**Instructions for the task**
All of the material below is to be retyped exactly.

[Figure content listings]

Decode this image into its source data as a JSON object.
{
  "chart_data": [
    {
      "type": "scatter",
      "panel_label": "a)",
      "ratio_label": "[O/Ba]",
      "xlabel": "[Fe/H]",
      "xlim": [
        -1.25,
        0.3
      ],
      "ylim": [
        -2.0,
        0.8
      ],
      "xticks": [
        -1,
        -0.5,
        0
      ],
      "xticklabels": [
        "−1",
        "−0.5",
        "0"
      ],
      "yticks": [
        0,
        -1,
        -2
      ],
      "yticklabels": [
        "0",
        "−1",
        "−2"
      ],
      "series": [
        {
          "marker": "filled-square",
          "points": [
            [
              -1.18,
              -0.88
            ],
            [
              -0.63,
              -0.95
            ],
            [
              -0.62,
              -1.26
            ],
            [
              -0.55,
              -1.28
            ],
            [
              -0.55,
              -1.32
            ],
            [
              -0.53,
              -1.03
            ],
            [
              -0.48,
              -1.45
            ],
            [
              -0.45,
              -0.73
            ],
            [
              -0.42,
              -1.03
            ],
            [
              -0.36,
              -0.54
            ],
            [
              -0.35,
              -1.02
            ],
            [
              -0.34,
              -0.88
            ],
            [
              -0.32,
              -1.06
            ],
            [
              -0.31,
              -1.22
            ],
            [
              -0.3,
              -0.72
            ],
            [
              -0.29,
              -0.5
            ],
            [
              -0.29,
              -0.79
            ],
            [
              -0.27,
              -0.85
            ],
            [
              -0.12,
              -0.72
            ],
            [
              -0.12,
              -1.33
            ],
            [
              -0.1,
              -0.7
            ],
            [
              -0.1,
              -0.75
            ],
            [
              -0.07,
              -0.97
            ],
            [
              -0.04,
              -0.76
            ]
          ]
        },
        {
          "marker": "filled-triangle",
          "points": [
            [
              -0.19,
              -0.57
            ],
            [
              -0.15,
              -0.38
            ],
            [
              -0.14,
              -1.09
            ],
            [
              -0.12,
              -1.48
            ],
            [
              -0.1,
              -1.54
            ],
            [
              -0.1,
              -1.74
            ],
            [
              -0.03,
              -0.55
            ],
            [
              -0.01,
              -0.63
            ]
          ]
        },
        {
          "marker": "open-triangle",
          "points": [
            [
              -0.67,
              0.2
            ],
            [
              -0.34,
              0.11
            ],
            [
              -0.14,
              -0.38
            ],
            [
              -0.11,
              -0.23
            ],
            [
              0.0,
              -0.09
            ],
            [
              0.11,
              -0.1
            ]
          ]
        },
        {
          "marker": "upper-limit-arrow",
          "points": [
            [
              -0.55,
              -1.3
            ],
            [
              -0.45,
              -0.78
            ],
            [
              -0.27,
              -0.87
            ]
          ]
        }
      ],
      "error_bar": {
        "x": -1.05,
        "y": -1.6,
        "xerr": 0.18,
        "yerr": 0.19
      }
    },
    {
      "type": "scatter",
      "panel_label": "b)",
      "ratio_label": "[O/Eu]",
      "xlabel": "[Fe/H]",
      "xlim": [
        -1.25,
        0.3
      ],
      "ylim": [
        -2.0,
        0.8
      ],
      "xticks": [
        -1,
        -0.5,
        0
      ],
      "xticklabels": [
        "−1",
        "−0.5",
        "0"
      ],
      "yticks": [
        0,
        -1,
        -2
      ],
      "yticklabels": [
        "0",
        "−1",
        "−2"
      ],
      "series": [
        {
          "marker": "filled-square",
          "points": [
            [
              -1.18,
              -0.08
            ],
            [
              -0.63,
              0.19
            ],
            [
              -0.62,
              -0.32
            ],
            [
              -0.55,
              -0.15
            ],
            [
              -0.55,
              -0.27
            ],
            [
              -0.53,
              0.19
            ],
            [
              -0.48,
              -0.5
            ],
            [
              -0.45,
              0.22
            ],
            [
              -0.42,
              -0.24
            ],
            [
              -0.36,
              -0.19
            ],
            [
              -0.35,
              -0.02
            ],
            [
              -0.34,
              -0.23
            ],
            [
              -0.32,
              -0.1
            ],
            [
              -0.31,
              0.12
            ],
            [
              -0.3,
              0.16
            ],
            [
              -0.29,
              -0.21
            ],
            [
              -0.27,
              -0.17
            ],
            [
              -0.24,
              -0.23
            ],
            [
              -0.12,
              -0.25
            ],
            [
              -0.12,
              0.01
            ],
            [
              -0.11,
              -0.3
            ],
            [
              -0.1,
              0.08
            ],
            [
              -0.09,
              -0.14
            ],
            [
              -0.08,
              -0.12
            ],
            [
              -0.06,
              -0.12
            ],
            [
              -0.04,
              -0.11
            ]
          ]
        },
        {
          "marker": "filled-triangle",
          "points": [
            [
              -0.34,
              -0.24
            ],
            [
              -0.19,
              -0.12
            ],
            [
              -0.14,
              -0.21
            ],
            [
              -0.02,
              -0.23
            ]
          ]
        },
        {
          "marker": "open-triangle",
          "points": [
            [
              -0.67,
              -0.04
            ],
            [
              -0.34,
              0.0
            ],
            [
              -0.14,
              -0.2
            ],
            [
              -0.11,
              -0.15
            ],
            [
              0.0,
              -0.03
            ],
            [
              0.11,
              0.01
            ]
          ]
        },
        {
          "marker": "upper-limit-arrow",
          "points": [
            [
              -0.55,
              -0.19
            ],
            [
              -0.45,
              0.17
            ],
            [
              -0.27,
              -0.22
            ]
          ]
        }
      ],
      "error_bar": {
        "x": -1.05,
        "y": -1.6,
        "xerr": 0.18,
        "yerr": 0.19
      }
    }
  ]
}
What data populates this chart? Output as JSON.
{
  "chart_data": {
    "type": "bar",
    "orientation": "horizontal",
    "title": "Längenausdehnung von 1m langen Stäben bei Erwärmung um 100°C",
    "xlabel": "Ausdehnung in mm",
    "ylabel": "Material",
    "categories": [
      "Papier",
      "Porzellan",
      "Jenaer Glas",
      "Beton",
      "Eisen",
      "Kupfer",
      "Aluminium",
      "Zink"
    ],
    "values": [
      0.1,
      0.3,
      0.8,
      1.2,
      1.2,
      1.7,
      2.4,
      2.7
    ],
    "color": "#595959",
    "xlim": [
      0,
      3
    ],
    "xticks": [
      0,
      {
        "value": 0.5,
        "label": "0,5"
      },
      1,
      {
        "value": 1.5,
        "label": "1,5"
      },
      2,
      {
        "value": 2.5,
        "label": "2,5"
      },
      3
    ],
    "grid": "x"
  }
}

**Response to the exercise**
Decode this image into its source data as a JSON object.
{
  "chart_data": [
    {
      "type": "scatter",
      "panel_label": "a)",
      "ratio_label": "[O/Ba]",
      "xlabel": "[Fe/H]",
      "xlim": [
        -1.25,
        0.3
      ],
      "ylim": [
        -2.0,
        0.8
      ],
      "xticks": [
        -1,
        -0.5,
        0
      ],
      "xticklabels": [
        "−1",
        "−0.5",
        "0"
      ],
      "yticks": [
        0,
        -1,
        -2
      ],
      "yticklabels": [
        "0",
        "−1",
        "−2"
      ],
      "series": [
        {
          "marker": "filled-square",
          "points": [
            [
              -1.18,
              -0.88
            ],
            [
              -0.63,
              -0.95
            ],
            [
              -0.62,
              -1.26
            ],
            [
              -0.55,
              -1.28
            ],
            [
              -0.55,
              -1.32
            ],
            [
              -0.53,
              -1.03
            ],
            [
              -0.48,
              -1.45
            ],
            [
              -0.45,
              -0.73
            ],
            [
              -0.42,
              -1.03
            ],
            [
              -0.36,
              -0.54
            ],
            [
              -0.35,
              -1.02
            ],
            [
              -0.34,
              -0.88
            ],
            [
              -0.32,
              -1.06
            ],
            [
              -0.31,
              -1.22
            ],
            [
              -0.3,
              -0.72
            ],
            [
              -0.29,
              -0.5
            ],
            [
              -0.29,
              -0.79
            ],
            [
              -0.27,
              -0.85
            ],
            [
              -0.12,
              -0.72
            ],
            [
              -0.12,
              -1.33
            ],
            [
              -0.1,
              -0.7
            ],
            [
              -0.1,
              -0.75
            ],
            [
              -0.07,
              -0.97
            ],
            [
              -0.04,
              -0.76
            ]
          ]
        },
        {
          "marker": "filled-triangle",
          "points": [
            [
              -0.19,
              -0.57
            ],
            [
              -0.15,
              -0.38
            ],
            [
              -0.14,
              -1.09
            ],
            [
              -0.12,
              -1.48
            ],
            [
              -0.1,
              -1.54
            ],
            [
              -0.1,
              -1.74
            ],
            [
              -0.03,
              -0.55
            ],
            [
              -0.01,
              -0.63
            ]
          ]
        },
        {
          "marker": "open-triangle",
          "points": [
            [
              -0.67,
              0.2
            ],
            [
              -0.34,
              0.11
            ],
            [
              -0.14,
              -0.38
            ],
            [
              -0.11,
              -0.23
            ],
            [
              0.0,
              -0.09
            ],
            [
              0.11,
              -0.1
            ]
          ]
        },
        {
          "marker": "upper-limit-arrow",
          "points": [
            [
              -0.55,
              -1.3
            ],
            [
              -0.45,
              -0.78
            ],
            [
              -0.27,
              -0.87
            ]
          ]
        }
      ],
      "error_bar": {
        "x": -1.05,
        "y": -1.6,
        "xerr": 0.18,
        "yerr": 0.19
      }
    },
    {
      "type": "scatter",
      "panel_label": "b)",
      "ratio_label": "[O/Eu]",
      "xlabel": "[Fe/H]",
      "xlim": [
        -1.25,
        0.3
      ],
      "ylim": [
        -2.0,
        0.8
      ],
      "xticks": [
        -1,
        -0.5,
        0
      ],
      "xticklabels": [
        "−1",
        "−0.5",
        "0"
      ],
      "yticks": [
        0,
        -1,
        -2
      ],
      "yticklabels": [
        "0",
        "−1",
        "−2"
      ],
      "series": [
        {
          "marker": "filled-square",
          "points": [
            [
              -1.18,
              -0.08
            ],
            [
              -0.63,
              0.19
            ],
            [
              -0.62,
              -0.32
            ],
            [
              -0.55,
              -0.15
            ],
            [
              -0.55,
              -0.27
            ],
            [
              -0.53,
              0.19
            ],
            [
              -0.48,
              -0.5
            ],
            [
              -0.45,
              0.22
            ],
            [
              -0.42,
              -0.24
            ],
            [
              -0.36,
              -0.19
            ],
            [
              -0.35,
              -0.02
            ],
            [
              -0.34,
              -0.23
            ],
            [
              -0.32,
              -0.1
            ],
            [
              -0.31,
              0.12
            ],
            [
              -0.3,
              0.16
            ],
            [
              -0.29,
              -0.21
            ],
            [
              -0.27,
              -0.17
            ],
            [
              -0.24,
              -0.23
            ],
            [
              -0.12,
              -0.25
            ],
            [
              -0.12,
              0.01
            ],
            [
              -0.11,
              -0.3
            ],
            [
              -0.1,
              0.08
            ],
            [
              -0.09,
              -0.14
            ],
            [
              -0.08,
              -0.12
            ],
            [
              -0.06,
              -0.12
            ],
            [
              -0.04,
              -0.11
            ]
          ]
        },
        {
          "marker": "filled-triangle",
          "points": [
            [
              -0.34,
              -0.24
            ],
            [
              -0.19,
              -0.12
            ],
            [
              -0.14,
              -0.21
            ],
            [
              -0.02,
              -0.23
            ]
          ]
        },
        {
          "marker": "open-triangle",
          "points": [
            [
              -0.67,
              -0.04
            ],
            [
              -0.34,
              0.0
            ],
            [
              -0.14,
              -0.2
            ],
            [
              -0.11,
              -0.15
            ],
            [
              0.0,
              -0.03
            ],
            [
              0.11,
              0.01
            ]
          ]
        },
        {
          "marker": "upper-limit-arrow",
          "points": [
            [
              -0.55,
              -0.19
            ],
            [
              -0.45,
              0.17
            ],
            [
              -0.27,
              -0.22
            ]
          ]
        }
      ],
      "error_bar": {
        "x": -1.05,
        "y": -1.6,
        "xerr": 0.18,
        "yerr": 0.19
      }
    }
  ]
}
What data populates this chart? Output as JSON.
{
  "chart_data": {
    "type": "bar",
    "orientation": "horizontal",
    "title": "Längenausdehnung von 1m langen Stäben bei Erwärmung um 100°C",
    "xlabel": "Ausdehnung in mm",
    "ylabel": "Material",
    "categories": [
      "Papier",
      "Porzellan",
      "Jenaer Glas",
      "Beton",
      "Eisen",
      "Kupfer",
      "Aluminium",
      "Zink"
    ],
    "values": [
      0.1,
      0.3,
      0.8,
      1.2,
      1.2,
      1.7,
      2.4,
      2.7
    ],
    "color": "#595959",
    "xlim": [
      0,
      3
    ],
    "xticks": [
      0,
      {
        "value": 0.5,
        "label": "0,5"
      },
      1,
      {
        "value": 1.5,
        "label": "1,5"
      },
      2,
      {
        "value": 2.5,
        "label": "2,5"
      },
      3
    ],
    "grid": "x"
  }
}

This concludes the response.